### L'exercice
Selon le texte sur le « système Poutine », quel conseiller proche du président russe dirige aussi la Compagnie des chemins de fer russes ?

### Extrait du document
Quinze ans après son arrivée à la tête de son pays, Vladimir Poutine affiche clairement sa volonté de faire prévaloir, à l’intérieur comme à l’extérieur de la Russie, sa vision du monde et sa conception du pouvoir. A l’intérieur, il impose un régime autoritaire, qui traque les partis d’opposition et transforme le Parlement en chambre d’enregistrement. A l’extérieur, il pratique une politique impérialiste, qui s’est affirmée en 2008 en Géorgie et culmine aujourd’hui en Ukraine, dont une partie est revenue sous la tutelle de Moscou. Le « système Poutine », pour reprendre la formule de la politologue Marie Mendras, s’est installé au fil des années. Le président russe lui a donné une assise idéologique qui vise, selon le philosophe Michel Eltchaninoff, à « l’enraciner dans la conscience nationale » et à « mobiliser son peuple autour d’un projet ».
Quel est ce projet ? Auteur du livre Dans la tête de Vladimir Poutine (Actes Sud), Michel Eltchaninoff était l’invité de Marie Mendras, mardi 3 février au CERI (Centre d’études et de recherches internationales), pour présenter les conclusions de son étude sur le « kaléidoscope idéologique » que Vladimir Poutine a peu à peu construit et qu’il tente d’ « inscrire dans la tradition russe ». Poutine le pragmatique n’est certes pas un philosophe ni un intellectuel mais il s’est entouré d’idéologues comme Vladimir Iakounine, qui est à la fois le PDG de la Compagnie des chemins de fer russes et l’un de ses proches conseillers. Les discours de Vladimir Poutine témoignent de son souci de revenir aux « sources profondes de la culture russe » et, même s’il ne les écrit pas lui-même, « ses mots prennent corps hors de lui », parmi les hauts fonctionnaires ou les commentateurs.

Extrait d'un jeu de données
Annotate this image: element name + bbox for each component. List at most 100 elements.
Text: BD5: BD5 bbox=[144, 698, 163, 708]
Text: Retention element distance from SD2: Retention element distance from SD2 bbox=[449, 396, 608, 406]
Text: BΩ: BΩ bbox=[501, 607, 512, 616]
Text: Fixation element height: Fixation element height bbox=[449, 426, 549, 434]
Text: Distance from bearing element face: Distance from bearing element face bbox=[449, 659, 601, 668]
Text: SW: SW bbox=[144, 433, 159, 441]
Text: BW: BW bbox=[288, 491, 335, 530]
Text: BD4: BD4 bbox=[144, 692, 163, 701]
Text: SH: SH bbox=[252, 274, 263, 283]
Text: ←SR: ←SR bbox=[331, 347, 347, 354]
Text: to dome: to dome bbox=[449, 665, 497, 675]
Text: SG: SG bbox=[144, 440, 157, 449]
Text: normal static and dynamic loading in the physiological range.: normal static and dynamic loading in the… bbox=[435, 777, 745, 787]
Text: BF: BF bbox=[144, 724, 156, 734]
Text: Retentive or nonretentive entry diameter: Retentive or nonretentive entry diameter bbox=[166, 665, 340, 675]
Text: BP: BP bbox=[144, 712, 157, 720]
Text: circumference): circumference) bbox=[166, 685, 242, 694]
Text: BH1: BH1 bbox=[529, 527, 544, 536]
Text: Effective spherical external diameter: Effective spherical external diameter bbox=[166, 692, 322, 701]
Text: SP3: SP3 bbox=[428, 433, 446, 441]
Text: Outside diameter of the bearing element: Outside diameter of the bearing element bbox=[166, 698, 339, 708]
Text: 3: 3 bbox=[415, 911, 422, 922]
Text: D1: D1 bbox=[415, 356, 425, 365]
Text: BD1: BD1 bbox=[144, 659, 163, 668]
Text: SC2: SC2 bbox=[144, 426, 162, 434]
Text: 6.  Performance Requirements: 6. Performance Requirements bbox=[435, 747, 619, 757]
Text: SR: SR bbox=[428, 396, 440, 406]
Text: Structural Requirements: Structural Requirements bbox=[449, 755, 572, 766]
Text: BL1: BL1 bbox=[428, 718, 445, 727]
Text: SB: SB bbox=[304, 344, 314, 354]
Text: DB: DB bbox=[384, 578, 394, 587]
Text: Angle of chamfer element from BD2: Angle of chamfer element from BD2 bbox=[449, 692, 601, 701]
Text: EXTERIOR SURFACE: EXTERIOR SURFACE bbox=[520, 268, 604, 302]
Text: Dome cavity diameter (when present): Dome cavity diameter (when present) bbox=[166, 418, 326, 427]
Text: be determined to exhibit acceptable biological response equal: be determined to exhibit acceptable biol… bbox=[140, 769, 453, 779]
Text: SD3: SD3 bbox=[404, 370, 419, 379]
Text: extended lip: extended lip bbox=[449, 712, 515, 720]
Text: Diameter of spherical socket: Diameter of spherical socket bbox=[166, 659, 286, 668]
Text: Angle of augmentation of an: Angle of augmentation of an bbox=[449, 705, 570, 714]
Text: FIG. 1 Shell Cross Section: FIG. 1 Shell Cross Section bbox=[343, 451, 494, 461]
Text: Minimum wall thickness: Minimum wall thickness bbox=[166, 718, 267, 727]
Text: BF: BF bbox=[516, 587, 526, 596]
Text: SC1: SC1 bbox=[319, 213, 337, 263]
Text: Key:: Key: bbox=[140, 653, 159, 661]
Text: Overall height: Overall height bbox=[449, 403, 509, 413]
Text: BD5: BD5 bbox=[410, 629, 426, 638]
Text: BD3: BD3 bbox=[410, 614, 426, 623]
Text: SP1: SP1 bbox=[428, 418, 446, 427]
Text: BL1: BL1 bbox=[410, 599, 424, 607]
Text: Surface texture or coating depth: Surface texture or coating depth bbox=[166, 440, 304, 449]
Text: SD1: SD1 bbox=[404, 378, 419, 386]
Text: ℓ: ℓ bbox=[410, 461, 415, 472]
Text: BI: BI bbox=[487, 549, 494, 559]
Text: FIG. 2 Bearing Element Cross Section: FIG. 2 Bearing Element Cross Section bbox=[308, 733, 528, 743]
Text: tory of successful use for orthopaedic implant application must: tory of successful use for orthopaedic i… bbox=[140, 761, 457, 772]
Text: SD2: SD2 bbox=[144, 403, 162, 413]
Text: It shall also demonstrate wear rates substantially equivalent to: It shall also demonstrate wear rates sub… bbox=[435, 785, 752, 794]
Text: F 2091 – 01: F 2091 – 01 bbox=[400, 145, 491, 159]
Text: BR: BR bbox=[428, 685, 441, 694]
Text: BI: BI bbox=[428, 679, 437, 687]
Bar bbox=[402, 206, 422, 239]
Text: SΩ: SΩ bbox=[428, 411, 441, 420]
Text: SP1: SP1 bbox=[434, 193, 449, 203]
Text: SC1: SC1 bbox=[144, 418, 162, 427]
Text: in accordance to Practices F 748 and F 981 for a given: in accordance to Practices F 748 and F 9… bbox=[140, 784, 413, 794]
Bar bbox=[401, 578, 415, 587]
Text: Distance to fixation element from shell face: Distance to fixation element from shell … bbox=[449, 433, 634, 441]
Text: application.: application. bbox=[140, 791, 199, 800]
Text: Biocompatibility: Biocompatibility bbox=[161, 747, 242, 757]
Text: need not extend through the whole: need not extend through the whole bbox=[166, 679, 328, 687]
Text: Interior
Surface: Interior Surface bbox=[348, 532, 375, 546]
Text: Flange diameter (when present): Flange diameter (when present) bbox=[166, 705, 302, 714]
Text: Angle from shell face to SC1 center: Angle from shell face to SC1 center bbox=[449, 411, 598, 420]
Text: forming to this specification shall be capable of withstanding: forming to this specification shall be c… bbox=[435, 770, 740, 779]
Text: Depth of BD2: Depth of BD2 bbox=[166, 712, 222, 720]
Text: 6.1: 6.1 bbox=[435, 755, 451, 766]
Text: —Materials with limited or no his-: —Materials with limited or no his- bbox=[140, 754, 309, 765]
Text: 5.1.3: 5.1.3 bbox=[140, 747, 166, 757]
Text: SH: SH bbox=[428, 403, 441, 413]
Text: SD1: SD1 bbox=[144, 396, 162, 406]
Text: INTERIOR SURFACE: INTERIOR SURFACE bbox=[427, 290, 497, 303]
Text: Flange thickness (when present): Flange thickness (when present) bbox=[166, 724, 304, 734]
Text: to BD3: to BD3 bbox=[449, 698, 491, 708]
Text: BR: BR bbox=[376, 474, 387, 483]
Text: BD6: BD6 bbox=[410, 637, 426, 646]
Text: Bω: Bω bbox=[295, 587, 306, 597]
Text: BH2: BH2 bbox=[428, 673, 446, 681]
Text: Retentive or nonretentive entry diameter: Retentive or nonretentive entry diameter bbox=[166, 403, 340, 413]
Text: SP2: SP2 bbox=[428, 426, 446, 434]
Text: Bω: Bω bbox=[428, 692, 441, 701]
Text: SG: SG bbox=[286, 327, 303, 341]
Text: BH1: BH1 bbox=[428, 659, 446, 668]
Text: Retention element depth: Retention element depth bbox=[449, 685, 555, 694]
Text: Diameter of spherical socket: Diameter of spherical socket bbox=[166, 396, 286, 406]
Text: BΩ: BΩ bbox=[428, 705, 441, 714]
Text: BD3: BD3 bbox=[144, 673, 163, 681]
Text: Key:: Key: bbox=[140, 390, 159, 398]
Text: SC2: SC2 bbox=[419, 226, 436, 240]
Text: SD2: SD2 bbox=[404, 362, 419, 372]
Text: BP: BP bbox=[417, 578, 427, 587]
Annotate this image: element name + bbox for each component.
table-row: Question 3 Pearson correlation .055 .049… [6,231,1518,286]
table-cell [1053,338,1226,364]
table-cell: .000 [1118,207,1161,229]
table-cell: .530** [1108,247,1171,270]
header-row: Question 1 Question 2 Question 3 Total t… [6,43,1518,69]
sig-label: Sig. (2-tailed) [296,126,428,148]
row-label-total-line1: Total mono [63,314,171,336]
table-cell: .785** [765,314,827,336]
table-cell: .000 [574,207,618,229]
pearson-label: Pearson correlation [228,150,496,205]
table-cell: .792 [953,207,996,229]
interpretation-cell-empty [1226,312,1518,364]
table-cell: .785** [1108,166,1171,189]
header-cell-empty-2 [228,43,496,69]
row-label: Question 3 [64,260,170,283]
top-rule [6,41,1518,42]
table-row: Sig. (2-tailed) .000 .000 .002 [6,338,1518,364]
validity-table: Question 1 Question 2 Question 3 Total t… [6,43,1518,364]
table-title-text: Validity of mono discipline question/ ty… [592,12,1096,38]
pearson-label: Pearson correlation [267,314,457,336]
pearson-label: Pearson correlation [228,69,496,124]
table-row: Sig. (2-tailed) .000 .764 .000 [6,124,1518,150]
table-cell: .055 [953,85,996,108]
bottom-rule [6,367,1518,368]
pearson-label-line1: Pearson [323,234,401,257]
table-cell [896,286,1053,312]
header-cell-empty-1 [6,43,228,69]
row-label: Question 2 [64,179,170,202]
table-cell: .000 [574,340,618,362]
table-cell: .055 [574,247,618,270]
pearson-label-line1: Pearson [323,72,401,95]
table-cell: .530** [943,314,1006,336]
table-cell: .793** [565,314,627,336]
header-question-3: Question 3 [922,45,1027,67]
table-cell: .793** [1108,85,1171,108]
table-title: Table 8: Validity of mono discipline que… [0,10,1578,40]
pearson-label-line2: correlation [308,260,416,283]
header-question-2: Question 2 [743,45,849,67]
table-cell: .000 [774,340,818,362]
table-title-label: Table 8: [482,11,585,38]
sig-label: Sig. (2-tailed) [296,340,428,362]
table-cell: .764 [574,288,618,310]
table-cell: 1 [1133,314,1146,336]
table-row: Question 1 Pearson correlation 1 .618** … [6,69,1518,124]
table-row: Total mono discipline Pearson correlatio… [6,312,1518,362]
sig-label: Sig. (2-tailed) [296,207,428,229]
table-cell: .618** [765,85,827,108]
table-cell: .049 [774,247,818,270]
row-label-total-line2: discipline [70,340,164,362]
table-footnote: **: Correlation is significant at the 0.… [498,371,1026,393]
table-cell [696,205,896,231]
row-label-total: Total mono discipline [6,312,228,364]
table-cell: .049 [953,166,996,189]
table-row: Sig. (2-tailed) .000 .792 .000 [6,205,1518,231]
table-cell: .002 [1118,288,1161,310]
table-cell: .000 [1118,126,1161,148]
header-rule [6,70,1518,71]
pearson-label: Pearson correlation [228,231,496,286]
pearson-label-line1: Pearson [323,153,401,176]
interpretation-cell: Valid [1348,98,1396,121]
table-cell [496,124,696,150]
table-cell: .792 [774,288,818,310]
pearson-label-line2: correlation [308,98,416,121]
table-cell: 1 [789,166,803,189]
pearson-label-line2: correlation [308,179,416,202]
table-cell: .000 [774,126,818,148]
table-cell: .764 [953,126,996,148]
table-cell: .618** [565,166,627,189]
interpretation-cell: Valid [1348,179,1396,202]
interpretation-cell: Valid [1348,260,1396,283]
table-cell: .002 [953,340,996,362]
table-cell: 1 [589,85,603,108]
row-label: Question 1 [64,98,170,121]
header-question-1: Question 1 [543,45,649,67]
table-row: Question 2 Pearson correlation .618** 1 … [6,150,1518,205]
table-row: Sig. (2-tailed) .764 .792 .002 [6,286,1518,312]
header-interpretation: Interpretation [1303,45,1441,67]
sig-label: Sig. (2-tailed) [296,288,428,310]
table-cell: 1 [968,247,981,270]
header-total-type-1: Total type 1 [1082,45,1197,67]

### Résultat obtenu
Vladimir Iakounine.